GOAL OF THE EXERCISE: All lines holding the string "うがいを励行し" are to be shown.

Data items
■ ■ ■ ■
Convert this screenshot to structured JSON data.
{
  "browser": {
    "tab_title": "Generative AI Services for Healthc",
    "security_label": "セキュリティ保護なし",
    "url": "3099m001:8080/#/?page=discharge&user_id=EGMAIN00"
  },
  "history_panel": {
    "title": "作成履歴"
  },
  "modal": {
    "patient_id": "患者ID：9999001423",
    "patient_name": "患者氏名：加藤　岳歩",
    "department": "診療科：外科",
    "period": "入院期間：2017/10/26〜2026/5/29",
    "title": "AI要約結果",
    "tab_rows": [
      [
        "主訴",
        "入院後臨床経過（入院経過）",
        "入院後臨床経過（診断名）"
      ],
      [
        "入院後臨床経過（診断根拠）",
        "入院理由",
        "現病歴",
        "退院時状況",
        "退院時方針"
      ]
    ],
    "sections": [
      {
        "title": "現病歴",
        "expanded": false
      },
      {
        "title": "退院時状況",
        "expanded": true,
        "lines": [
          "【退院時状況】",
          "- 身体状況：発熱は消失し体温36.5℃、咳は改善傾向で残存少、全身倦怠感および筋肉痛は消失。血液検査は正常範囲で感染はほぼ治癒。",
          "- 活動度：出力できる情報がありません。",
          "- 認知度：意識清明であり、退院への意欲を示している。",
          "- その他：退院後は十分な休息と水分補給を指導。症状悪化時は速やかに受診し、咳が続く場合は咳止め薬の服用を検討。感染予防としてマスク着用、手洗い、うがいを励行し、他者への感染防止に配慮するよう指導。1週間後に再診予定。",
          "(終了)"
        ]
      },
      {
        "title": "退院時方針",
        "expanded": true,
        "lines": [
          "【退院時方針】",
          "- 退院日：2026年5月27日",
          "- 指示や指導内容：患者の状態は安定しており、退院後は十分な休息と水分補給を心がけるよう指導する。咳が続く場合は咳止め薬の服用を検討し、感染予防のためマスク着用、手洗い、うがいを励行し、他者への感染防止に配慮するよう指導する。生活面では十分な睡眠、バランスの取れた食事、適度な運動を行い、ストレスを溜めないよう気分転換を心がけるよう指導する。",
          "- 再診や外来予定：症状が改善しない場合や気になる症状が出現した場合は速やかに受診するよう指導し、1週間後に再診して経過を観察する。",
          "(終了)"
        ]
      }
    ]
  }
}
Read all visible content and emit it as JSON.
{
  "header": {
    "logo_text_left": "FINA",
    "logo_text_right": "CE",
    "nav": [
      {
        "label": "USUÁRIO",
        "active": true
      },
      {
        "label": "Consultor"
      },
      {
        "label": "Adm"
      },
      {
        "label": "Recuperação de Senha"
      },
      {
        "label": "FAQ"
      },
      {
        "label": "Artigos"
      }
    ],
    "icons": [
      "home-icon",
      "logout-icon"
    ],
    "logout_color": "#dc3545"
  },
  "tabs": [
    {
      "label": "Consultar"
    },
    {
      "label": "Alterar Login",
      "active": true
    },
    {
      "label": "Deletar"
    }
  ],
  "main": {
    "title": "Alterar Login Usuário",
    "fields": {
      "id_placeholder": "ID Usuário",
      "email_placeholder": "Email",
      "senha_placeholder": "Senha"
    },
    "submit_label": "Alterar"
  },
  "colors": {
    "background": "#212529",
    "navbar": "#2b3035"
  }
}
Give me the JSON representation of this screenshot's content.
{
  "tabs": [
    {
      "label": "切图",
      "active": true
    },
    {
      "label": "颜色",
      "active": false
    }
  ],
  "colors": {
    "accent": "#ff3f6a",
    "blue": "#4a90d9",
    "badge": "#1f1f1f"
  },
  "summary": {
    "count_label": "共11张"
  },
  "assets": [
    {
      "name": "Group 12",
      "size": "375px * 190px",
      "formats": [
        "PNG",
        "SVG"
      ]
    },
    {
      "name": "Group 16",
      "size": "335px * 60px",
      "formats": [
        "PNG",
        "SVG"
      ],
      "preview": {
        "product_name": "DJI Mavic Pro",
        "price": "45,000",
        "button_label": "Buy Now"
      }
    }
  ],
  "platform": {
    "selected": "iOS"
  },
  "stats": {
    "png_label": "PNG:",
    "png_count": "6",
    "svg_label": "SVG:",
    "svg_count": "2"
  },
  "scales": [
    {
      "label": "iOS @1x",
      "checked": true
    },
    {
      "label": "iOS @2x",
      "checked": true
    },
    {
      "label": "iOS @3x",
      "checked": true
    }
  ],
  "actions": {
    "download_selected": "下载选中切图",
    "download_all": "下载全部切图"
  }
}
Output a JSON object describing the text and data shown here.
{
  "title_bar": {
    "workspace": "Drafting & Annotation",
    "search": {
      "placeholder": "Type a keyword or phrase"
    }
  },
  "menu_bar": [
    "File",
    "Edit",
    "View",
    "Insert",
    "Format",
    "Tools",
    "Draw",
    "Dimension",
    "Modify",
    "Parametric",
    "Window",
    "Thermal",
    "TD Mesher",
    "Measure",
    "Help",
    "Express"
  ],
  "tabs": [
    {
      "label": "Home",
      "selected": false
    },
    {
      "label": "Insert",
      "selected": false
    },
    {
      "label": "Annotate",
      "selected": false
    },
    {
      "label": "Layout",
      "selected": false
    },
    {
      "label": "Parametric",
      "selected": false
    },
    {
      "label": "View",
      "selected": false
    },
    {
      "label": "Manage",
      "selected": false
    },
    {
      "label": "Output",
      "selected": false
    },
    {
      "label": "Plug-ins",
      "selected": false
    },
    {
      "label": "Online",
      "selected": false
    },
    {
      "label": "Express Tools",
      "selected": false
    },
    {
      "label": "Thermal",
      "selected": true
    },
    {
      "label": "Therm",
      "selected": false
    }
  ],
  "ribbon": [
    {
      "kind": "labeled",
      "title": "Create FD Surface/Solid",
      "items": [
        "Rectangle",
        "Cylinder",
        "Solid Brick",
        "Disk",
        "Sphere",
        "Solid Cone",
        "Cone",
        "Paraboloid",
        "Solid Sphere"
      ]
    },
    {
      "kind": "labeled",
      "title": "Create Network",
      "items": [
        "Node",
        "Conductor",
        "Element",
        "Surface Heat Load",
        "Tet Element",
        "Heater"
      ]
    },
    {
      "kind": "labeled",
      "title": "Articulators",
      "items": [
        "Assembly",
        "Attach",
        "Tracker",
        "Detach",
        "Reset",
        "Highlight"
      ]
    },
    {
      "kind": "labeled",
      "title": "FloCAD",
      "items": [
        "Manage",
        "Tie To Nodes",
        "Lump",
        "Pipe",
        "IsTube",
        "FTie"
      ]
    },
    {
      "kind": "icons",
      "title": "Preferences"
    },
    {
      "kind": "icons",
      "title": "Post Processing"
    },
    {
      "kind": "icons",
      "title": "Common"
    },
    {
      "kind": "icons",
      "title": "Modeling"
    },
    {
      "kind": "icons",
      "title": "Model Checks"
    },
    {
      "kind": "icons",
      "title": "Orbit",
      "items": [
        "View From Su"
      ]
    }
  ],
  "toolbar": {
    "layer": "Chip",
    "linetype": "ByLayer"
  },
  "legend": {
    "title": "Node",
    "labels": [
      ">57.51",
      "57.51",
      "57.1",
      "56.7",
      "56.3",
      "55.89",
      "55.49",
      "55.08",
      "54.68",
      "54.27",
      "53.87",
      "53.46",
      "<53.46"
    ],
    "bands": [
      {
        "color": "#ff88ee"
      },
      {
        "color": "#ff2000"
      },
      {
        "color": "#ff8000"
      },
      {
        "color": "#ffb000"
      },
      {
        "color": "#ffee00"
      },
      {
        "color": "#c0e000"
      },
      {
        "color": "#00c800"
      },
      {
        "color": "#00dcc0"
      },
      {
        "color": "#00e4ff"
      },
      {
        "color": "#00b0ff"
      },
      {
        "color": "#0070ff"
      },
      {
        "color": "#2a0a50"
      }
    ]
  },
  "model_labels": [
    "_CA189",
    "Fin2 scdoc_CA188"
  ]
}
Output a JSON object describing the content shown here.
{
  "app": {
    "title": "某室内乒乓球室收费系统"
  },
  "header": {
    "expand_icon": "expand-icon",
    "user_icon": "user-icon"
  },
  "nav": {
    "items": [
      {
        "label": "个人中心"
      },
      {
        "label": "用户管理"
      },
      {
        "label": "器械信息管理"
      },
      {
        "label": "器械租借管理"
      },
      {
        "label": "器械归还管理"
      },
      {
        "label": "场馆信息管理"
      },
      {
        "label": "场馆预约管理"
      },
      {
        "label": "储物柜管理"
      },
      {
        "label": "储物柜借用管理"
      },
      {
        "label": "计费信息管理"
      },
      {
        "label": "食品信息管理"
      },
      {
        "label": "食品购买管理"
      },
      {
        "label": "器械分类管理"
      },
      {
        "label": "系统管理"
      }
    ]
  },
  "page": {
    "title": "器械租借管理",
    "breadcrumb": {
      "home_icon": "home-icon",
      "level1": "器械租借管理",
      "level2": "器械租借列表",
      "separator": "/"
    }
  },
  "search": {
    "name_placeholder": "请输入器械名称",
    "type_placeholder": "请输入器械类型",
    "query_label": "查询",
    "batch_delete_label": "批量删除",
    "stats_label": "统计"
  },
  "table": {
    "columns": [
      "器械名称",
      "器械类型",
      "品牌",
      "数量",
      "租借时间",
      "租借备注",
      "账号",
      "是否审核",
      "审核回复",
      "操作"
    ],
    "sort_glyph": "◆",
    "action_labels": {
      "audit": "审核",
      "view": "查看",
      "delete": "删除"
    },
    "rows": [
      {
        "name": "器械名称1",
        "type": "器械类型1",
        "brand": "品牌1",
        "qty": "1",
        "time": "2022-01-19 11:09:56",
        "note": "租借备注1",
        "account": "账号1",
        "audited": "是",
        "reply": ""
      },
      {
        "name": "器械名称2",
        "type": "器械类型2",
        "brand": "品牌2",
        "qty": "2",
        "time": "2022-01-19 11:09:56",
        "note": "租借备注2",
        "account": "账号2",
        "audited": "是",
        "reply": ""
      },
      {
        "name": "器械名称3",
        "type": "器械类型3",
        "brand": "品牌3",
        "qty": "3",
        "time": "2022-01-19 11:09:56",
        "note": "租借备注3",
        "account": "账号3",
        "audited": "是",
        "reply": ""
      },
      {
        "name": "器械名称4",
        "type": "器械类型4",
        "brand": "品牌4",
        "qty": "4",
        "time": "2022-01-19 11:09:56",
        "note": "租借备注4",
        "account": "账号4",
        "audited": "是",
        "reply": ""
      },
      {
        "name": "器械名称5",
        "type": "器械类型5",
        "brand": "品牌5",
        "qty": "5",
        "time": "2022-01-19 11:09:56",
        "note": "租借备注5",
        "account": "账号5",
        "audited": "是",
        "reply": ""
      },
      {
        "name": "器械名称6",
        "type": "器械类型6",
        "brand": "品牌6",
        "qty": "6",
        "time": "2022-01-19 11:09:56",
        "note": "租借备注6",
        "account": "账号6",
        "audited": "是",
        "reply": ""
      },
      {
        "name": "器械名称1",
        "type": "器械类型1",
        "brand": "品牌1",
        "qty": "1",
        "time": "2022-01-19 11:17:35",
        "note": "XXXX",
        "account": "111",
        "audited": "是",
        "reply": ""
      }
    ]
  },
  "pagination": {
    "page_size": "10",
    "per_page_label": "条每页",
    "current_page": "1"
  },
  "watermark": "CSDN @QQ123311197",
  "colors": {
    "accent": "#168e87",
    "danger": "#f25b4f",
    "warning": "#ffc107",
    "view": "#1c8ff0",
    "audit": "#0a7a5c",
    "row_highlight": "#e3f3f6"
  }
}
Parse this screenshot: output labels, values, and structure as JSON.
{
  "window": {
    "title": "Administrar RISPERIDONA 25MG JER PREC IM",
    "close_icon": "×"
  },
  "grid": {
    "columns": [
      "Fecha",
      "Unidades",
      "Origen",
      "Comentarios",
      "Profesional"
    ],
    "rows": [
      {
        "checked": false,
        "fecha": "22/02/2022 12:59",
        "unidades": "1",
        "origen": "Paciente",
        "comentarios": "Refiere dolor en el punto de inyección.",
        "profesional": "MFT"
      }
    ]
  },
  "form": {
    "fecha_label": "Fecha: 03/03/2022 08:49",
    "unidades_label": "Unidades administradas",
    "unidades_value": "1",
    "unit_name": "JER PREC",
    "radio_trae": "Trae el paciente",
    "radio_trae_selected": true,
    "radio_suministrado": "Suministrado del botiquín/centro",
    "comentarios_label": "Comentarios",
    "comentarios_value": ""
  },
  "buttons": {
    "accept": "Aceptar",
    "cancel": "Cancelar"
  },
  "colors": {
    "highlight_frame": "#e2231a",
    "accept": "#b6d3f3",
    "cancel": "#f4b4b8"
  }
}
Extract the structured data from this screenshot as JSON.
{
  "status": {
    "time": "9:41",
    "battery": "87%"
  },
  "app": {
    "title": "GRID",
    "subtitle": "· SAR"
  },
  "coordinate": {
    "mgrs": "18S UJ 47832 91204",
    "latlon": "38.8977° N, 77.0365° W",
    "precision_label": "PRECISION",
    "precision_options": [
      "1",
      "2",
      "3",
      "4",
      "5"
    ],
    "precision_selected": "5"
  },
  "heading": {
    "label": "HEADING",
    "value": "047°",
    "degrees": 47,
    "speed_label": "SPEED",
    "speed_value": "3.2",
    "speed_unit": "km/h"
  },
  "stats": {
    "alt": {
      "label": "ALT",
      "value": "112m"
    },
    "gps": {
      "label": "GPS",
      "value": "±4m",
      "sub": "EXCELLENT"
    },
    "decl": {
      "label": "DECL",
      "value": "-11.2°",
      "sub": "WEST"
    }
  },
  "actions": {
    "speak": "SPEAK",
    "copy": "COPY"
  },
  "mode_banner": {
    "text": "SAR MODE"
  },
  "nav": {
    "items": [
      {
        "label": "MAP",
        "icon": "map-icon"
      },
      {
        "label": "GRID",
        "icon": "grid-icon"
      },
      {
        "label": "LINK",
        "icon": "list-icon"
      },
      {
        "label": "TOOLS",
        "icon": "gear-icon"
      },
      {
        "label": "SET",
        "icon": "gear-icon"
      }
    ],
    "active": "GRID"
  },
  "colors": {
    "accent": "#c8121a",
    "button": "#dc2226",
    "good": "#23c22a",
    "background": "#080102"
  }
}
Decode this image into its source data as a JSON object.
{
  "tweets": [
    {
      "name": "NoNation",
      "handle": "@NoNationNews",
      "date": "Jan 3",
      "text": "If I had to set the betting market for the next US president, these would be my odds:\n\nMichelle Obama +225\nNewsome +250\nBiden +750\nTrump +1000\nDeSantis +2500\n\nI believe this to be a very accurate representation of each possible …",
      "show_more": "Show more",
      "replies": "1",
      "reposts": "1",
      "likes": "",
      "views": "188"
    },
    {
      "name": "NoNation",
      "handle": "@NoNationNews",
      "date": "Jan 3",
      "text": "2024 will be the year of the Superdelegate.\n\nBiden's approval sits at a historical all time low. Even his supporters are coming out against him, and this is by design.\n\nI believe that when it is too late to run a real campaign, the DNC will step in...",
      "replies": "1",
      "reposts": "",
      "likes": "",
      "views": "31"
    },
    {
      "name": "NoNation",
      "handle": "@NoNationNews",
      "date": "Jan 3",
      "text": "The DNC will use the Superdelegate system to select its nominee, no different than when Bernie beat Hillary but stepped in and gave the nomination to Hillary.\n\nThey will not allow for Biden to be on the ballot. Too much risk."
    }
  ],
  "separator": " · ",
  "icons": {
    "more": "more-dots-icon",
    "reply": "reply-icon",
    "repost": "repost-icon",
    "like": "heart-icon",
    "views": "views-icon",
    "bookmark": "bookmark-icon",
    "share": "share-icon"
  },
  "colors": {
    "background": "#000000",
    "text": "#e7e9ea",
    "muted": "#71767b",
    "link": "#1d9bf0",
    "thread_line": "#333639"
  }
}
■ ■ ■ ■
ANSWER TO THE PROBLEM:
          "- その他：退院後は十分な休息と水分補給を指導。症状悪化時は速やかに受診し、咳が続く場合は咳止め薬の服用を検討。感染予防としてマスク着用、手洗い、うがいを励行し、他者への感染防止に配慮するよう指導。1週間後に再診予定。",
          "- 指示や指導内容：患者の状態は安定しており、退院後は十分な休息と水分補給を心がけるよう指導する。咳が続く場合は咳止め薬の服用を検討し、感染予防のためマスク着用、手洗い、うがいを励行し、他者への感染防止に配慮するよう指導する。生活面では十分な睡眠、バランスの取れた食事、適度な運動を行い、ストレスを溜めないよう気分転換を心がけるよう指導する。",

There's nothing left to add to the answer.